◆ **Work instructions**
Output each entry that follows exactly. Images stay out.

◆ **Data section**
** start **

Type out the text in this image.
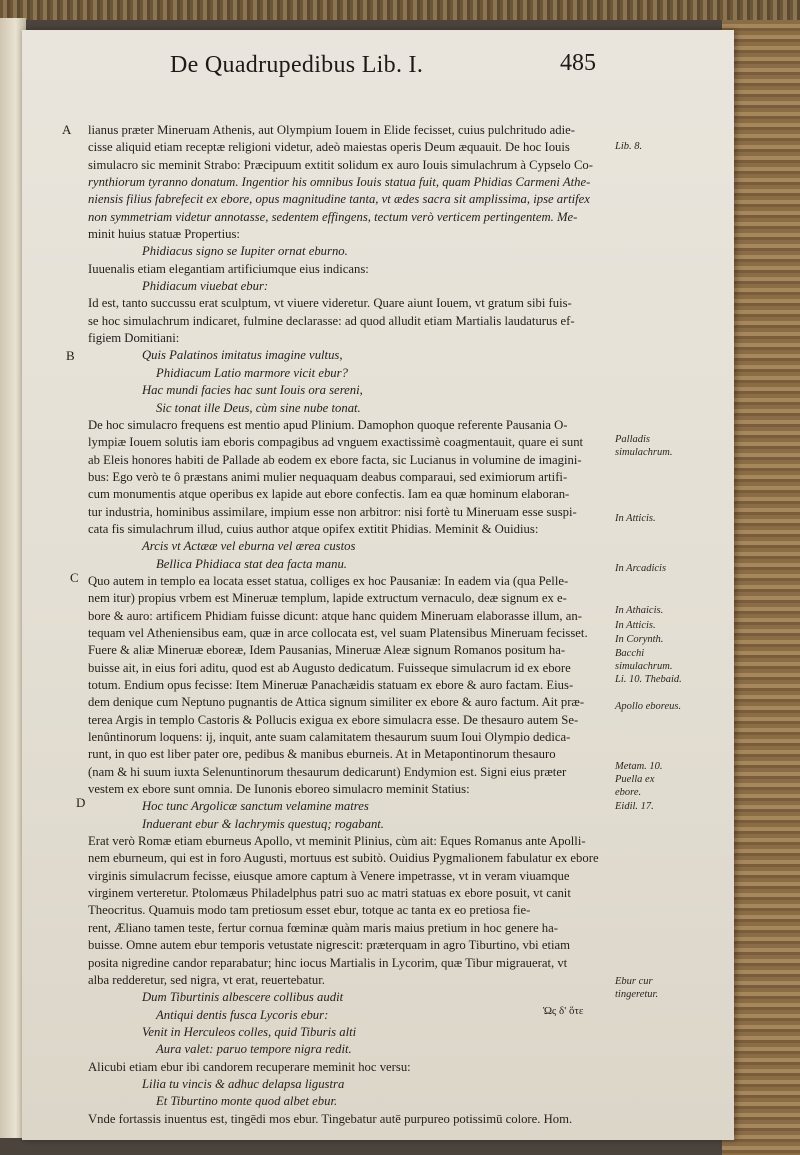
De Quadrupedibus Lib. I.	485
lianus præter Mineruam Athenis, aut Olympium Iouem in Elide fecisset, cuius pulchritudo adie-
cisse aliquid etiam receptæ religioni videtur, adeò maiestas operis Deum æquauit. De hoc Iouis
simulacro sic meminit Strabo: Præcipuum extitit solidum ex auro Iouis simulachrum à Cypselo Co-
rynthiorum tyranno donatum. Ingentior his omnibus Iouis statua fuit, quam Phidias Carmeni Athe-
niensis filius fabrefecit ex ebore, opus magnitudine tanta, vt ædes sacra sit amplissima, ipse artifex
non symmetriam videtur annotasse, sedentem effingens, tectum verò verticem pertingentem. Me-
minit huius statuæ Propertius:
Phidiacus signo se Iupiter ornat eburno.
Iuuenalis etiam elegantiam artificiumque eius indicans:
Phidiacum viuebat ebur:
Id est, tanto succussu erat sculptum, vt viuere videretur. Quare aiunt Iouem, vt gratum sibi fuis-
se hoc simulachrum indicaret, fulmine declarasse: ad quod alludit etiam Martialis laudaturus ef-
figiem Domitiani:
Quis Palatinos imitatus imagine vultus,
Phidiacum Latio marmore vicit ebur?
Hac mundi facies hac sunt Iouis ora sereni,
Sic tonat ille Deus, cùm sine nube tonat.
De hoc simulacro frequens est mentio apud Plinium. Damophon quoque referente Pausania O-
lympiæ Iouem solutis iam eboris compagibus ad vnguem exactissimè coagmentauit, quare ei sunt
ab Eleis honores habiti de Pallade ab eodem ex ebore facta, sic Lucianus in volumine de imagini-
bus: Ego verò te ô præstans animi mulier nequaquam deabus comparaui, sed eximiorum artifi-
cum monumentis atque operibus ex lapide aut ebore confectis. Iam ea quæ hominum elaboran-
tur industria, hominibus assimilare, impium esse non arbitror: nisi fortè tu Mineruam esse suspi-
cata fis simulachrum illud, cuius author atque opifex extitit Phidias. Meminit & Ouidius:
Arcis vt Actææ vel eburna vel ærea custos
Bellica Phidiaca stat dea facta manu.
Quo autem in templo ea locata esset statua, colliges ex hoc Pausaniæ: In eadem via (qua Pelle-
nem itur) propius vrbem est Mineruæ templum, lapide extructum vernaculo, deæ signum ex e-
bore & auro: artificem Phidiam fuisse dicunt: atque hanc quidem Mineruam elaborasse illum, an-
tequam vel Atheniensibus eam, quæ in arce collocata est, vel suam Platensibus Mineruam fecisset.
Fuere & aliæ Mineruæ eboreæ, Idem Pausanias, Mineruæ Aleæ signum Romanos positum ha-
buisse ait, in eius fori aditu, quod est ab Augusto dedicatum. Fuisseque simulacrum id ex ebore
totum. Endium opus fecisse: Item Mineruæ Panachæidis statuam ex ebore & auro factam. Eius-
dem denique cum Neptuno pugnantis de Attica signum similiter ex ebore & auro factum. Ait præ-
terea Argis in templo Castoris & Pollucis exigua ex ebore simulacra esse. De thesauro autem Se-
lenûntinorum loquens: ij, inquit, ante suam calamitatem thesaurum suum Ioui Olympio dedica-
runt, in quo est liber pater ore, pedibus & manibus eburneis. At in Metapontinorum thesauro
(nam & hi suum iuxta Selenuntinorum thesaurum dedicarunt) Endymion est. Signi eius præter
vestem ex ebore sunt omnia. De Iunonis eboreo simulacro meminit Statius:
Hoc tunc Argolicæ sanctum velamine matres
Induerant ebur & lachrymis questuq; rogabant.
Erat verò Romæ etiam eburneus Apollo, vt meminit Plinius, cùm ait: Eques Romanus ante Apolli-
nem eburneum, qui est in foro Augusti, mortuus est subitò. Ouidius Pygmalionem fabulatur ex ebore
virginis simulacrum fecisse, eiusque amore captum à Venere impetrasse, vt in veram viuamque
virginem verteretur. Ptolomæus Philadelphus patri suo ac matri statuas ex ebore posuit, vt canit
Theocritus. Quamuis modo tam pretiosum esset ebur, totque ac tanta ex eo pretiosa fie-
rent, Æliano tamen teste, fertur cornua fœminæ quàm maris maius pretium in hoc genere ha-
buisse. Omne autem ebur temporis vetustate nigrescit: præterquam in agro Tiburtino, vbi etiam
posita nigredine candor reparabatur; hinc iocus Martialis in Lycorim, quæ Tibur migrauerat, vt
alba redderetur, sed nigra, vt erat, reuertebatur.
Dum Tiburtinis albescere collibus audit
Antiqui dentis fusca Lycoris ebur:
Venit in Herculeos colles, quid Tiburis alti
Aura valet: paruo tempore nigra redit.
Alicubi etiam ebur ibi candorem recuperare meminit hoc versu:
Lilia tu vincis & adhuc delapsa ligustra
Et Tiburtino monte quod albet ebur.
Vnde fortassis inuentus est, tingēdi mos ebur. Tingebatur autē purpureo potissimū colore. Hom.
A
B
C
D
Lib. 8.
Palladis simulachrum.
In Atticis.
In Arcadicis
In Athaicis.
In Atticis.
In Corynth.
Bacchi simulachrum.
Li. 10. Thebaid.
Apollo eboreus.
Metam. 10.
Puella ex ebore.
Eidil. 17.
Ebur cur tingeretur.
Ὡς δ' ὅτε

** end **

◆ **The reply**
Type out the text in this image.
De Quadrupedibus Lib. I.	485
lianus præter Mineruam Athenis, aut Olympium Iouem in Elide fecisset, cuius pulchritudo adie-
cisse aliquid etiam receptæ religioni videtur, adeò maiestas operis Deum æquauit. De hoc Iouis
simulacro sic meminit Strabo: Præcipuum extitit solidum ex auro Iouis simulachrum à Cypselo Co-
rynthiorum tyranno donatum. Ingentior his omnibus Iouis statua fuit, quam Phidias Carmeni Athe-
niensis filius fabrefecit ex ebore, opus magnitudine tanta, vt ædes sacra sit amplissima, ipse artifex
non symmetriam videtur annotasse, sedentem effingens, tectum verò verticem pertingentem. Me-
minit huius statuæ Propertius:
Phidiacus signo se Iupiter ornat eburno.
Iuuenalis etiam elegantiam artificiumque eius indicans:
Phidiacum viuebat ebur:
Id est, tanto succussu erat sculptum, vt viuere videretur. Quare aiunt Iouem, vt gratum sibi fuis-
se hoc simulachrum indicaret, fulmine declarasse: ad quod alludit etiam Martialis laudaturus ef-
figiem Domitiani:
Quis Palatinos imitatus imagine vultus,
Phidiacum Latio marmore vicit ebur?
Hac mundi facies hac sunt Iouis ora sereni,
Sic tonat ille Deus, cùm sine nube tonat.
De hoc simulacro frequens est mentio apud Plinium. Damophon quoque referente Pausania O-
lympiæ Iouem solutis iam eboris compagibus ad vnguem exactissimè coagmentauit, quare ei sunt
ab Eleis honores habiti de Pallade ab eodem ex ebore facta, sic Lucianus in volumine de imagini-
bus: Ego verò te ô præstans animi mulier nequaquam deabus comparaui, sed eximiorum artifi-
cum monumentis atque operibus ex lapide aut ebore confectis. Iam ea quæ hominum elaboran-
tur industria, hominibus assimilare, impium esse non arbitror: nisi fortè tu Mineruam esse suspi-
cata fis simulachrum illud, cuius author atque opifex extitit Phidias. Meminit & Ouidius:
Arcis vt Actææ vel eburna vel ærea custos
Bellica Phidiaca stat dea facta manu.
Quo autem in templo ea locata esset statua, colliges ex hoc Pausaniæ: In eadem via (qua Pelle-
nem itur) propius vrbem est Mineruæ templum, lapide extructum vernaculo, deæ signum ex e-
bore & auro: artificem Phidiam fuisse dicunt: atque hanc quidem Mineruam elaborasse illum, an-
tequam vel Atheniensibus eam, quæ in arce collocata est, vel suam Platensibus Mineruam fecisset.
Fuere & aliæ Mineruæ eboreæ, Idem Pausanias, Mineruæ Aleæ signum Romanos positum ha-
buisse ait, in eius fori aditu, quod est ab Augusto dedicatum. Fuisseque simulacrum id ex ebore
totum. Endium opus fecisse: Item Mineruæ Panachæidis statuam ex ebore & auro factam. Eius-
dem denique cum Neptuno pugnantis de Attica signum similiter ex ebore & auro factum. Ait præ-
terea Argis in templo Castoris & Pollucis exigua ex ebore simulacra esse. De thesauro autem Se-
lenûntinorum loquens: ij, inquit, ante suam calamitatem thesaurum suum Ioui Olympio dedica-
runt, in quo est liber pater ore, pedibus & manibus eburneis. At in Metapontinorum thesauro
(nam & hi suum iuxta Selenuntinorum thesaurum dedicarunt) Endymion est. Signi eius præter
vestem ex ebore sunt omnia. De Iunonis eboreo simulacro meminit Statius:
Hoc tunc Argolicæ sanctum velamine matres
Induerant ebur & lachrymis questuq; rogabant.
Erat verò Romæ etiam eburneus Apollo, vt meminit Plinius, cùm ait: Eques Romanus ante Apolli-
nem eburneum, qui est in foro Augusti, mortuus est subitò. Ouidius Pygmalionem fabulatur ex ebore
virginis simulacrum fecisse, eiusque amore captum à Venere impetrasse, vt in veram viuamque
virginem verteretur. Ptolomæus Philadelphus patri suo ac matri statuas ex ebore posuit, vt canit
Theocritus. Quamuis modo tam pretiosum esset ebur, totque ac tanta ex eo pretiosa fie-
rent, Æliano tamen teste, fertur cornua fœminæ quàm maris maius pretium in hoc genere ha-
buisse. Omne autem ebur temporis vetustate nigrescit: præterquam in agro Tiburtino, vbi etiam
posita nigredine candor reparabatur; hinc iocus Martialis in Lycorim, quæ Tibur migrauerat, vt
alba redderetur, sed nigra, vt erat, reuertebatur.
Dum Tiburtinis albescere collibus audit
Antiqui dentis fusca Lycoris ebur:
Venit in Herculeos colles, quid Tiburis alti
Aura valet: paruo tempore nigra redit.
Alicubi etiam ebur ibi candorem recuperare meminit hoc versu:
Lilia tu vincis & adhuc delapsa ligustra
Et Tiburtino monte quod albet ebur.
Vnde fortassis inuentus est, tingēdi mos ebur. Tingebatur autē purpureo potissimū colore. Hom.
A
B
C
D
Lib. 8.
Palladis simulachrum.
In Atticis.
In Arcadicis
In Athaicis.
In Atticis.
In Corynth.
Bacchi simulachrum.
Li. 10. Thebaid.
Apollo eboreus.
Metam. 10.
Puella ex ebore.
Eidil. 17.
Ebur cur tingeretur.
Ὡς δ' ὅτε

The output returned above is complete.